**Text passage**

## start

Part 1: Linear Regression

The Line of Best Fit

Ultimately, machine learning is about generating a statistical model of a given dataset, so that you can make predictions about where new data points are likely to be.

A useful place to start is regression, which is the process of finding a line of best fit with some data.

Let’s imagine a dataset that maps the relationship between hours of sleep and cups of coffee consumed:

Hours of sleep	Cups of coffee
4	4.2
5	3.5
5.5	3.1
…	…

Just by eyeballing the data, you can see a trend: hours of sleep go up as cups of coffee go down.

We can visualise this trend by plotting the data on a chart and drawing a line that passes as close to each data point as possible.

We can then use this line to predict new values that were not in the original data (e.g. 4.5 hours of sleep).

Have a play with the chart by hovering over the line to see the values it predicts.

## end

**Material provided**
## start

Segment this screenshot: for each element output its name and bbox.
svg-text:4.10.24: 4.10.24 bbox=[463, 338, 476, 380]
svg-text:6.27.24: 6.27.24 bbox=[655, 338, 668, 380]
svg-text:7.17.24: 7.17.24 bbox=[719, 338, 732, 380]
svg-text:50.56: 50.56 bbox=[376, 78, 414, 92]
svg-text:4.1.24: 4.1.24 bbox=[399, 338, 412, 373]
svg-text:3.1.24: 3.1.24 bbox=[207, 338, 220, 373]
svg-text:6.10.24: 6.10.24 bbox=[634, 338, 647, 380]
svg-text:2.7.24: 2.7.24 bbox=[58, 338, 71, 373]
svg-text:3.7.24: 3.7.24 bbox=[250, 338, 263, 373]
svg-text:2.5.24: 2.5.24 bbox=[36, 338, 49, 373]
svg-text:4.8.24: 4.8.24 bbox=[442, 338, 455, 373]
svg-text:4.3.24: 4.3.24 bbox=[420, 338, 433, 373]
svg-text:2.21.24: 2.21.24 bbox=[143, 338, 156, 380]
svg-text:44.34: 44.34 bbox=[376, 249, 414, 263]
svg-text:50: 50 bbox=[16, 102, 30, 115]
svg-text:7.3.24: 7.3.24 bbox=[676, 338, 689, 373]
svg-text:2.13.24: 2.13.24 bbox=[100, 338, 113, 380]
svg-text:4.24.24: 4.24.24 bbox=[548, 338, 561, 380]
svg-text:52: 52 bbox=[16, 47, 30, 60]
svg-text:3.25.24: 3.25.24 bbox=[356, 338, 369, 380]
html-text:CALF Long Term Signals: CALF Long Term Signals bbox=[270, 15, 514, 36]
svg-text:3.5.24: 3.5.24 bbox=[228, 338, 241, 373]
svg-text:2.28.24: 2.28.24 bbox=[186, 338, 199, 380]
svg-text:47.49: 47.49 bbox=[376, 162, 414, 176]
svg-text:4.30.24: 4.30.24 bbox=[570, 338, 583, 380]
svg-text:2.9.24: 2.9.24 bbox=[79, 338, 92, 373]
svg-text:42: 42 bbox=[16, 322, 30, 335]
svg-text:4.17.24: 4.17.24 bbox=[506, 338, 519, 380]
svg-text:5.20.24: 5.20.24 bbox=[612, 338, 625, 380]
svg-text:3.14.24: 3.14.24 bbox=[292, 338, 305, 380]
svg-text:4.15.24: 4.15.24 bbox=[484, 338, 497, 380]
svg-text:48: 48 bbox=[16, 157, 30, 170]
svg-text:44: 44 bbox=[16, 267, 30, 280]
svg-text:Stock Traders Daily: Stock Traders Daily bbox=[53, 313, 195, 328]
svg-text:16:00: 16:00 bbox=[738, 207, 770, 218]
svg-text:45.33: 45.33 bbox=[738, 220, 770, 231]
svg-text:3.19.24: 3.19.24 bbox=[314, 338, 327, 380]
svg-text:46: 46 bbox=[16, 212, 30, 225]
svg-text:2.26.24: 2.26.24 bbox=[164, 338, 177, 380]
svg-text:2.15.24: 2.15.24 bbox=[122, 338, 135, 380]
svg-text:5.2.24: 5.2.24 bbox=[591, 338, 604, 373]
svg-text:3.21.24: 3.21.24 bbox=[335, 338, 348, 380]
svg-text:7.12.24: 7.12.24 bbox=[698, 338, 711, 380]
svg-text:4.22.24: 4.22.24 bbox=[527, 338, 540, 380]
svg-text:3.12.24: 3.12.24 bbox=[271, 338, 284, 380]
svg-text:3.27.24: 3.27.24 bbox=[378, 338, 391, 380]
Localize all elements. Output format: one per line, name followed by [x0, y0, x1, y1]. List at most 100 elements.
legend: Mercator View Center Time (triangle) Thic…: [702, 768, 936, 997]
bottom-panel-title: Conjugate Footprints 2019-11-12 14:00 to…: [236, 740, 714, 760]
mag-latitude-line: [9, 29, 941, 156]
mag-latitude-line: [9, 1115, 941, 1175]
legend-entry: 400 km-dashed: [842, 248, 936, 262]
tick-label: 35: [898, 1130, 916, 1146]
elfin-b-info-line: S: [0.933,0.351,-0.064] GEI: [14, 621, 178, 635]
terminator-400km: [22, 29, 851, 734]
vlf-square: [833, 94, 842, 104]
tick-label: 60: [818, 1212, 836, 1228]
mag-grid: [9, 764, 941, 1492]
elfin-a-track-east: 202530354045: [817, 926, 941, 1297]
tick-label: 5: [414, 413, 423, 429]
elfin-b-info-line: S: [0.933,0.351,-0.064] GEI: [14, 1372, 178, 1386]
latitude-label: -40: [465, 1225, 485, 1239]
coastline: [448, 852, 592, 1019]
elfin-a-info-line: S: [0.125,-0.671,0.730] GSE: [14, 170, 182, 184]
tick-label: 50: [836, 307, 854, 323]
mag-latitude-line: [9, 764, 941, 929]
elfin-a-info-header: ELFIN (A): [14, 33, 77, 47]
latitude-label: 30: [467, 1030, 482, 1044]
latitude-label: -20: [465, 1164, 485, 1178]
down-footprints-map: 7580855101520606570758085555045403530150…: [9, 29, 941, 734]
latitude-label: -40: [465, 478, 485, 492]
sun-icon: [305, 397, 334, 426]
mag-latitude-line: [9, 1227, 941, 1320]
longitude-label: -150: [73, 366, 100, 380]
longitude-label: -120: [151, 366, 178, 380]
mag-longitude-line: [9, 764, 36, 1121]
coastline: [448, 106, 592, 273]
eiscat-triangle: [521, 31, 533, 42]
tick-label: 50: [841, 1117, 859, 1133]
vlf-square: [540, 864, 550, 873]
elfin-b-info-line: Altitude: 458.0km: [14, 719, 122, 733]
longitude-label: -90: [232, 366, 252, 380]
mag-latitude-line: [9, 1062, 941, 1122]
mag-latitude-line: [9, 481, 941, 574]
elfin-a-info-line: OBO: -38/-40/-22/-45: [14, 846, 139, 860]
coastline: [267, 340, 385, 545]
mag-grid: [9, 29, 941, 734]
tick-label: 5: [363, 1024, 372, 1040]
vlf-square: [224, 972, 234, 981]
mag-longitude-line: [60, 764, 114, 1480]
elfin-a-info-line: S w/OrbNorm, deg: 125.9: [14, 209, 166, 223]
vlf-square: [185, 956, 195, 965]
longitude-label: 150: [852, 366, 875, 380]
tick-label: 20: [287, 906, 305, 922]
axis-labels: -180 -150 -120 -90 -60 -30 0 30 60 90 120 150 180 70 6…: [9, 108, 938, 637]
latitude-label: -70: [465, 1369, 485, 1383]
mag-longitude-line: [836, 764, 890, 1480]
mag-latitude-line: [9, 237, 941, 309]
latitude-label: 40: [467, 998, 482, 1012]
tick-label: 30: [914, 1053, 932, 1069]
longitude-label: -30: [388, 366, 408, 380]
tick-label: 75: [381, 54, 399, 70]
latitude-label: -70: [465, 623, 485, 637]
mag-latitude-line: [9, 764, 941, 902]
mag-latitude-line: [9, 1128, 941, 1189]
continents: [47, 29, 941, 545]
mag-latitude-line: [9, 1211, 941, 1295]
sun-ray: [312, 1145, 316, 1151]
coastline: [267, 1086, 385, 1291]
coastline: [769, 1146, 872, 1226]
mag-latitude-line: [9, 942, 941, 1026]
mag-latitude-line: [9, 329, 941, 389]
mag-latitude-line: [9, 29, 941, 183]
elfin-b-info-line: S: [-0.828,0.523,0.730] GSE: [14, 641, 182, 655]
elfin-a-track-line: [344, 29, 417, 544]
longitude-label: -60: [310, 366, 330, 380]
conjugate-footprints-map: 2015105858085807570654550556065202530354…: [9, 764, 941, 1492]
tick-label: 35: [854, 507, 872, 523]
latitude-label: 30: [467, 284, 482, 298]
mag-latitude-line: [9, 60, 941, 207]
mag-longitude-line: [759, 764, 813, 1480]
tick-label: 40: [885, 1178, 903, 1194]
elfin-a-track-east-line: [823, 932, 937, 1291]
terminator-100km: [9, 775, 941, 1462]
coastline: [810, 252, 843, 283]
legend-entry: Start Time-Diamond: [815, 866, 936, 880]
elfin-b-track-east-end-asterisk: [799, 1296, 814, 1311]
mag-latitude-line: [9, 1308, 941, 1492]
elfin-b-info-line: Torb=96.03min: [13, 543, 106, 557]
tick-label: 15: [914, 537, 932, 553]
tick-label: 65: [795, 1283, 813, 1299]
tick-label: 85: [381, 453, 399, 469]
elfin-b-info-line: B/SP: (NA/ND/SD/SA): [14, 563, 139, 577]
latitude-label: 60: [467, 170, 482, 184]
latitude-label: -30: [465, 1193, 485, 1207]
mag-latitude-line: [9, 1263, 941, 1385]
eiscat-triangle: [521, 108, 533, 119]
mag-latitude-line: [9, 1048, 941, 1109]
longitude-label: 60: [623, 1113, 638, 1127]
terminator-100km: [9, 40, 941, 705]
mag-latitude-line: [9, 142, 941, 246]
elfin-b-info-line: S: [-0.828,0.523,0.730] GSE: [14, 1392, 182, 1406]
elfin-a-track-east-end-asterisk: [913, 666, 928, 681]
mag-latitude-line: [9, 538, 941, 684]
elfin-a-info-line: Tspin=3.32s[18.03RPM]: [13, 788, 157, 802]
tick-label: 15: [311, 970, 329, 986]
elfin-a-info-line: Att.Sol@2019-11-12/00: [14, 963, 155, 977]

## end
## start

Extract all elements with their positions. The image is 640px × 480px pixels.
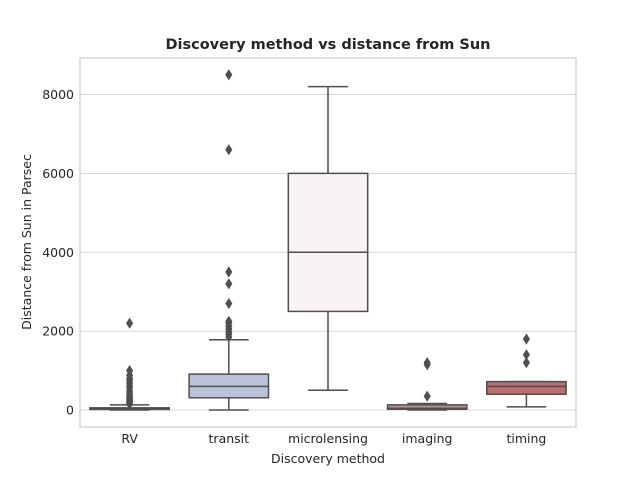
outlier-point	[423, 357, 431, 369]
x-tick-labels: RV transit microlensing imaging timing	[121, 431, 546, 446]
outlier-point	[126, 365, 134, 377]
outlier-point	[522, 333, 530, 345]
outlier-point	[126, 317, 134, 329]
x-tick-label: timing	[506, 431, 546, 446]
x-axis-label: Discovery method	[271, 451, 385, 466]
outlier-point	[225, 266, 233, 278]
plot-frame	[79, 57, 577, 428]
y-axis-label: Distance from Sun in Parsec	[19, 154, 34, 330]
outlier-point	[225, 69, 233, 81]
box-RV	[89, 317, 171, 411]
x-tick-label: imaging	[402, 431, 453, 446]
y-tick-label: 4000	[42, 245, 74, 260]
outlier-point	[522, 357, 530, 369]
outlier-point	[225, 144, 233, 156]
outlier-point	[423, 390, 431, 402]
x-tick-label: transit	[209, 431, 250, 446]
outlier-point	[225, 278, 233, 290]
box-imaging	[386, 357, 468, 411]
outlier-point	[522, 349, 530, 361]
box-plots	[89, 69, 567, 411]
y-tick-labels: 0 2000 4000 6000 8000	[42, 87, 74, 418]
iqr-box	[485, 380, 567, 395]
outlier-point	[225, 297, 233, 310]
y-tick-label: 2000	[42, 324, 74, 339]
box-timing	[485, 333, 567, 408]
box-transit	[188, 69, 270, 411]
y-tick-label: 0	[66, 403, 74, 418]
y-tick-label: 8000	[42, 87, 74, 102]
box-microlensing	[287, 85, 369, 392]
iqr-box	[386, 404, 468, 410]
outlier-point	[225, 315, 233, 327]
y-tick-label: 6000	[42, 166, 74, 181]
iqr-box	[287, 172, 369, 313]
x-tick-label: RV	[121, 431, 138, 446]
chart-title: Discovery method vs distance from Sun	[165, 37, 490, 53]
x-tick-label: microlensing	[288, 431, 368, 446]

## end
## start

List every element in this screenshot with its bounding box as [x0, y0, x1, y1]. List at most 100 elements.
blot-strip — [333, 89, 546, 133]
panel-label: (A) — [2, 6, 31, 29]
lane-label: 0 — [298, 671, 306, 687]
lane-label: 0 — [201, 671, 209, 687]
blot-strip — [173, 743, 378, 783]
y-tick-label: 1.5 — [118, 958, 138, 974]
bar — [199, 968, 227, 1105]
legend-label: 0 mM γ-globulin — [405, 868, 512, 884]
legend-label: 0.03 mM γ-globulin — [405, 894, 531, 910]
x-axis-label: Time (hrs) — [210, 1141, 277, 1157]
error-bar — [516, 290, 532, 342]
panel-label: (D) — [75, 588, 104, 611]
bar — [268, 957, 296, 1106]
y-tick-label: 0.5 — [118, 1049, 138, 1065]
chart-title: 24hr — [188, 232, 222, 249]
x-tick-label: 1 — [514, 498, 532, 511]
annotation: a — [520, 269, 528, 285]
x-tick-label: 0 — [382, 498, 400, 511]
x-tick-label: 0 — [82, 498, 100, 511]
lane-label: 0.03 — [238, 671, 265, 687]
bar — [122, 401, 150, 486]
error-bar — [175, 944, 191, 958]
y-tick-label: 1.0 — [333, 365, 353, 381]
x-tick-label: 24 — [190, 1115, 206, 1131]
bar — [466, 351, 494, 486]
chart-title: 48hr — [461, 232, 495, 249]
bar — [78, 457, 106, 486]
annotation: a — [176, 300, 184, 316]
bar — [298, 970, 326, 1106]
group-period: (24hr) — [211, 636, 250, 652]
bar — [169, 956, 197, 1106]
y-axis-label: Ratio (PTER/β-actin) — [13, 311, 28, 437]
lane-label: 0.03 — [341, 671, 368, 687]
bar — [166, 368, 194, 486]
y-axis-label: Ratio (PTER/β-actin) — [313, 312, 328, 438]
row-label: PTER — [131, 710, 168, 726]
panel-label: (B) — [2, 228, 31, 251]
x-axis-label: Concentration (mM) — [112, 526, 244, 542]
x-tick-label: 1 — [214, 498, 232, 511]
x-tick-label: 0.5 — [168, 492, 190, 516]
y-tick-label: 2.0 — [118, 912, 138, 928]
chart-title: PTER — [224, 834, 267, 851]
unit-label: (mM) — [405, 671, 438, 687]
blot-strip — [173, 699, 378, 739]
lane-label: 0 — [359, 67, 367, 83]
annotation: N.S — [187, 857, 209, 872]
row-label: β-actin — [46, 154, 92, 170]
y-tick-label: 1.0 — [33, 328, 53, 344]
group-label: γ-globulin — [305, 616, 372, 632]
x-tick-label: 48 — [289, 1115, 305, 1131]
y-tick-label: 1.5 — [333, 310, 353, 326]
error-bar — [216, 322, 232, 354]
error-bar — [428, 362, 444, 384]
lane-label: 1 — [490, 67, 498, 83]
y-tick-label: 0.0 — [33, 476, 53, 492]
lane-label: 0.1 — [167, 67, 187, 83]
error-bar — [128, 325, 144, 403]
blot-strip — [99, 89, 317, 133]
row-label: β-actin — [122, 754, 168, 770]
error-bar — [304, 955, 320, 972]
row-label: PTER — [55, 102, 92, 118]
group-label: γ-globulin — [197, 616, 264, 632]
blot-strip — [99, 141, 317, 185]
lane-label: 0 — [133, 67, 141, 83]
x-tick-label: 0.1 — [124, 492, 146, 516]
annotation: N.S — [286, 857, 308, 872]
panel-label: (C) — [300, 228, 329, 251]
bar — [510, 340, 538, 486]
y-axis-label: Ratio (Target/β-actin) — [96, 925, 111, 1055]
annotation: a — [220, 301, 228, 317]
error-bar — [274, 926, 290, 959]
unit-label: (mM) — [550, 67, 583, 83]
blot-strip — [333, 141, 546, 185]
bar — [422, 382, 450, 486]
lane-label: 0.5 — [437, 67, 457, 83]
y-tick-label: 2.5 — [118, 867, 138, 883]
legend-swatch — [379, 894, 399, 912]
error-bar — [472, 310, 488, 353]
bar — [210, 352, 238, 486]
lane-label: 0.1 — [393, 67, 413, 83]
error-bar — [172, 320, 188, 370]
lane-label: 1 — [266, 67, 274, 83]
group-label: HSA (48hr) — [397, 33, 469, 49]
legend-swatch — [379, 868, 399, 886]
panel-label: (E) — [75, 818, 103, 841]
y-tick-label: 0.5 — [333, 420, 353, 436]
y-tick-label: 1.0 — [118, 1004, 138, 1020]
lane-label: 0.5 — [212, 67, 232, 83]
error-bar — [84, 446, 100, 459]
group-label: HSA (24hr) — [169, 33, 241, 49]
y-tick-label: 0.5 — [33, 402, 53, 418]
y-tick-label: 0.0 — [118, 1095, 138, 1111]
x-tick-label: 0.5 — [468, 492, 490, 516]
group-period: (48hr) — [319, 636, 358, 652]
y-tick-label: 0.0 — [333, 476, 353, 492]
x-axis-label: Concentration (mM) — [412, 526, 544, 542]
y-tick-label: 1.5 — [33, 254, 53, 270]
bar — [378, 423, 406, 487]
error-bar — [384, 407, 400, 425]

## end

**Short task A**
Summarize the linear regression text in two sentences.
**Short task B**
Render the lines in the second block of entries, from the line containing "357, 431, 369]" through the line containing "57, 577, 428]", as a Markdown table with the columns Row and Content. Number the rows and leave out blank lines.
The linear regression text and the entries have no connection to each other.

**Task result A**
Machine learning builds a statistical model of a dataset to predict where new data points are likely to be, and regression is a useful starting point because it finds a line of best fit for the data. In a dataset of hours of sleep and cups of coffee, sleep goes up as coffee goes down, and a line drawn as close to each plotted point as possible can predict values that weren't in the original data.

**Task result B**
| Row | Content |
|---|---|
| 1 | outlier-point	[423, 357, 431, 369] |
| 2 | x-tick-labels: RV transit microlensing imaging timing	[121, 431, 546, 446] |
| 3 | outlier-point	[126, 365, 134, 377] |
| 4 | outlier-point	[522, 333, 530, 345] |
| 5 | outlier-point	[126, 317, 134, 329] |
| 6 | x-tick-label: timing	[506, 431, 546, 446] |
| 7 | x-axis-label: Discovery method	[271, 451, 385, 466] |
| 8 | outlier-point	[225, 266, 233, 278] |
| 9 | plot-frame	[79, 57, 577, 428] |